[PROBLEMS AND TASKS]
A. Check each statement against the sailing account and answer yes or no, quoting the exact words of the account that decide it: (i) slack water is expected around 9.30AM; (ii) the forecast calls for wind from the east during the straits crossing; (iii) Amy makes a breakfast of bagels and bananas.
B. According to the sailing account, what was the source of the wind forecast for the straits crossing?
C. From the sailing account, lift out the passage that opens with the words containing "Amy gets up" and closes with "loud for me.".
---------- SOURCE EXTRACT
By 8.00AM we are really rolling with the ebb, sometimes doing 8 knots over the bottom. I figure that this should be about as fast as we get going for today. Slack water is around 9.30AM. Per the VHF weather forecast, our straits crossing should be in about 15 knots of wind from the west. I hope that we will be able to sail.
Amy gets up at about 10AM as the tide starts to turn against us. I am hoping we dont have a battle on our hands trying to get out of Admiralty Inlet with opposing tide and wind. The weather is starting to get nice and the early morning overcast is gone. Amy makes us a breakfast of bagels and bananas and starts reading People magazine out loud for me.
--------------------
---------- DATA PROVIDED
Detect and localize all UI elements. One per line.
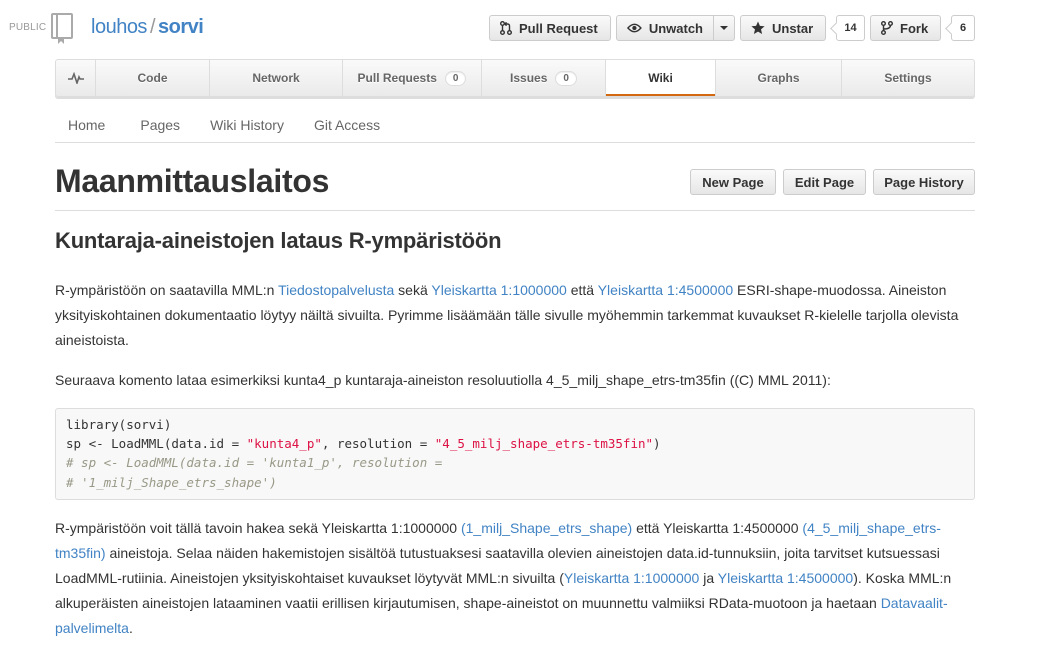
--------------------
[WORKED ANSWERS]
A.
(i) Yes: "Slack water is around 9.30AM."
(ii) No: "our straits crossing should be in about 15 knots of wind from the west."
(iii) Yes: "Amy makes us a breakfast of bagels and bananas"

B. The VHF weather forecast.

C.
Amy gets up at about 10AM as the tide starts to turn against us. I am hoping we dont have a battle on our hands trying to get out of Admiralty Inlet with opposing tide and wind. The weather is starting to get nice and the early morning overcast is gone. Amy makes us a breakfast of bagels and bananas and starts reading People magazine out loud for me.